- [Given exercise]:
Extract each line of the records below that contains the word "Shift".

- [Material for this task]:
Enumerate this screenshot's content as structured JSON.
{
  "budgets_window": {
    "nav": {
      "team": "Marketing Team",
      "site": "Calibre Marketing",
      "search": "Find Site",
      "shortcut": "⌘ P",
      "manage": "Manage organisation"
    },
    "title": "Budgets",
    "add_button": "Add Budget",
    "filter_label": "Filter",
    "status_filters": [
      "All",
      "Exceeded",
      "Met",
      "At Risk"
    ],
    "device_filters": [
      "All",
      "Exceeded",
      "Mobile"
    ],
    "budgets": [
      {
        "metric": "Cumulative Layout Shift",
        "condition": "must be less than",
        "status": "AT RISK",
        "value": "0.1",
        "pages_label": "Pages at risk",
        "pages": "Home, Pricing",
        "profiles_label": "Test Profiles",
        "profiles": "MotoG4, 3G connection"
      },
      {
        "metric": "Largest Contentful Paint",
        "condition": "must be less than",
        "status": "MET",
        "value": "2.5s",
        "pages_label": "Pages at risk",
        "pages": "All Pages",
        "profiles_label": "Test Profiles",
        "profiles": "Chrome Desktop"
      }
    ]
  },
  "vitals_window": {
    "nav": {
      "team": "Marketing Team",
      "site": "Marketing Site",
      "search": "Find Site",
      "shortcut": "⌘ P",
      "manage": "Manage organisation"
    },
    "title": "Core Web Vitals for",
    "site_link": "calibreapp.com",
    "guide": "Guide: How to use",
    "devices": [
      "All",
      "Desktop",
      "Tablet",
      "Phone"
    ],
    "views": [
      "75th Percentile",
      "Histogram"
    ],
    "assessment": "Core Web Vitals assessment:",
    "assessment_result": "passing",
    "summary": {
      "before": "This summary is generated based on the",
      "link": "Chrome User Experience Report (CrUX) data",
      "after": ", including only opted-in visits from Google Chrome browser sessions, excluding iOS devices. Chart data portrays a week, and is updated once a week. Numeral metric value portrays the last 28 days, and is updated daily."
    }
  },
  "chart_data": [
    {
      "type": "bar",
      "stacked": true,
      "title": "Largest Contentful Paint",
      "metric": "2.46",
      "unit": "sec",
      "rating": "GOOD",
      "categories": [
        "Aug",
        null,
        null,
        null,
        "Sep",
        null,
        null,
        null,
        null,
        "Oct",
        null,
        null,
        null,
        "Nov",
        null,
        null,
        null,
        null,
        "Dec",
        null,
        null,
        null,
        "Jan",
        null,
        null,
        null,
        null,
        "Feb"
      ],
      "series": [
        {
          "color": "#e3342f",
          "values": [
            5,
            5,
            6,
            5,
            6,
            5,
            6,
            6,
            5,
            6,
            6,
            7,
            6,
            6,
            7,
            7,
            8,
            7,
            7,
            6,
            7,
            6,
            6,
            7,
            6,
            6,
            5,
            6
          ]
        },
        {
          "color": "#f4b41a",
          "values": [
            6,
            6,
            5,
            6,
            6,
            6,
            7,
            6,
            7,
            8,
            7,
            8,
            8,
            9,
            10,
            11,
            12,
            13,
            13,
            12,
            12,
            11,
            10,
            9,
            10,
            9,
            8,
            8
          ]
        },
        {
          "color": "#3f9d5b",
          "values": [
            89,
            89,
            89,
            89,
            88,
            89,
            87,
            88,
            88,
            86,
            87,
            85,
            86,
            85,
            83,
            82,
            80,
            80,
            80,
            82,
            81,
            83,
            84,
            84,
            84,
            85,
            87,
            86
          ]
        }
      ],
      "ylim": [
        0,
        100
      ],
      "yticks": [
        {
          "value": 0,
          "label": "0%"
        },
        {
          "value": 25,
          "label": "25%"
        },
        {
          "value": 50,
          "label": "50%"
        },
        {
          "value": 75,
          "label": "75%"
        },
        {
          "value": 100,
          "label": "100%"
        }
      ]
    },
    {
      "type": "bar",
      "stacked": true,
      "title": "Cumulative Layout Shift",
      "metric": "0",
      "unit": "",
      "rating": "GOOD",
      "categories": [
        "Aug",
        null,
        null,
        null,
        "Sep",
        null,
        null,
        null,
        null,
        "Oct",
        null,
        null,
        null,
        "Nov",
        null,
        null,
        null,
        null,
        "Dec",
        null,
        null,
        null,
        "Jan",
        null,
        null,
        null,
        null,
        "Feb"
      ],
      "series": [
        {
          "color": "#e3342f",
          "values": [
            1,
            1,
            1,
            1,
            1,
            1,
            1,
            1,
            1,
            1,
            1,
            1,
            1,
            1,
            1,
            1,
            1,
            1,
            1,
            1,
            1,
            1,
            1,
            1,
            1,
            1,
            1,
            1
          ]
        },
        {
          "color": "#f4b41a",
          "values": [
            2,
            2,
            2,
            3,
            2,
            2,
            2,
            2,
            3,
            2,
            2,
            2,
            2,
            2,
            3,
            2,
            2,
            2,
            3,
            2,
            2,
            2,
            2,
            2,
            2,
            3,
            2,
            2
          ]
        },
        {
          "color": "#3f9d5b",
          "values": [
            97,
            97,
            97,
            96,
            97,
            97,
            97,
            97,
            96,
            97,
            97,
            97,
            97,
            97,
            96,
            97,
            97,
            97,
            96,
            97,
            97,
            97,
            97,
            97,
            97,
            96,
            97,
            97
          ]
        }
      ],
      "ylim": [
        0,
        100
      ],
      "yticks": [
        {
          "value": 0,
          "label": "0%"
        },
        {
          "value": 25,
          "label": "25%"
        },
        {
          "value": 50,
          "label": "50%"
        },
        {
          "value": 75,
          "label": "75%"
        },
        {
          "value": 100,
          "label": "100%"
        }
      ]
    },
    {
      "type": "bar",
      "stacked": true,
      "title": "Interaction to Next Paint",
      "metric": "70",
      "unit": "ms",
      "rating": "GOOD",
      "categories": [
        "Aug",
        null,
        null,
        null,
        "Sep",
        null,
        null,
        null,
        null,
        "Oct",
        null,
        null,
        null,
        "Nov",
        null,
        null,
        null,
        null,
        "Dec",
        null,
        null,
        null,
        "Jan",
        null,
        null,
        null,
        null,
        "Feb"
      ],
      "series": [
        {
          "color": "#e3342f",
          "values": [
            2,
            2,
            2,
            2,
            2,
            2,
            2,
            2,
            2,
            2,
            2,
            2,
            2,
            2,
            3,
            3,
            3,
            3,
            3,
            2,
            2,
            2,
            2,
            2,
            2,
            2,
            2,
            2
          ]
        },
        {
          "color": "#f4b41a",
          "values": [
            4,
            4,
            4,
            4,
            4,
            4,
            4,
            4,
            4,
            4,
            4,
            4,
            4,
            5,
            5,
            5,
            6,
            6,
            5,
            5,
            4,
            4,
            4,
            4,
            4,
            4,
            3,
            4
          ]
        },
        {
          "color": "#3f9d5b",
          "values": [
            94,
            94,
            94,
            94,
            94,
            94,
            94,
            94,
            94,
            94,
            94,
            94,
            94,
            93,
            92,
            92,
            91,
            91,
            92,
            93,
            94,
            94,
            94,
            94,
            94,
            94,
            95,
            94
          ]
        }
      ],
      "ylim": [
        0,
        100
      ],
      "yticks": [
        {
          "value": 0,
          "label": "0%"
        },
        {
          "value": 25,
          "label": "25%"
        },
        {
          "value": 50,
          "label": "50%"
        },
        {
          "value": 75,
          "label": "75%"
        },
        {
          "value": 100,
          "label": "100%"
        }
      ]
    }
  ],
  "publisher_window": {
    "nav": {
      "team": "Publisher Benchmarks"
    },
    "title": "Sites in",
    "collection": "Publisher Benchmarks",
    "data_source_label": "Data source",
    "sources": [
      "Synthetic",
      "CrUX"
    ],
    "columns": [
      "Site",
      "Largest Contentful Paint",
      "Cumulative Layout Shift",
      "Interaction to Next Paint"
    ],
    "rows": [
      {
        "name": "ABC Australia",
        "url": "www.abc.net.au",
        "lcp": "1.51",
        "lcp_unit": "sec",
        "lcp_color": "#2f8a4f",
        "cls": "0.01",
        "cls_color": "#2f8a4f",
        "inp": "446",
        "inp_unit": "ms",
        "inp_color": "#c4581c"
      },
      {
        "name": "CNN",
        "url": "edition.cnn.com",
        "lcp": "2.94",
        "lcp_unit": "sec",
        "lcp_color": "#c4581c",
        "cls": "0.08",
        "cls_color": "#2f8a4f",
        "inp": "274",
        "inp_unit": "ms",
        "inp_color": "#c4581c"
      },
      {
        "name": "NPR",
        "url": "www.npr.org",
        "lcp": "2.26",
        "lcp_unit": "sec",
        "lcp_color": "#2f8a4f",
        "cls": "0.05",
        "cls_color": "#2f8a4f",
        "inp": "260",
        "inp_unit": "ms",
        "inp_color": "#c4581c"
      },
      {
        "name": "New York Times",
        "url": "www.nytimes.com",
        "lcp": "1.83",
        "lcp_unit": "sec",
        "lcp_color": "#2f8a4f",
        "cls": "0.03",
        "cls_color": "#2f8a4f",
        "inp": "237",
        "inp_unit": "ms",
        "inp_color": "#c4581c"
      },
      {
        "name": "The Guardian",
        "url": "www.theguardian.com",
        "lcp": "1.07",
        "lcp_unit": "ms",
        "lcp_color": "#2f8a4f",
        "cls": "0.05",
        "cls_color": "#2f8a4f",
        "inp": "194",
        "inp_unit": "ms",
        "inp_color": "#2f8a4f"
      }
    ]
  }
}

- [Result]:
        "metric": "Cumulative Layout Shift",
      "title": "Cumulative Layout Shift",
      "Cumulative Layout Shift",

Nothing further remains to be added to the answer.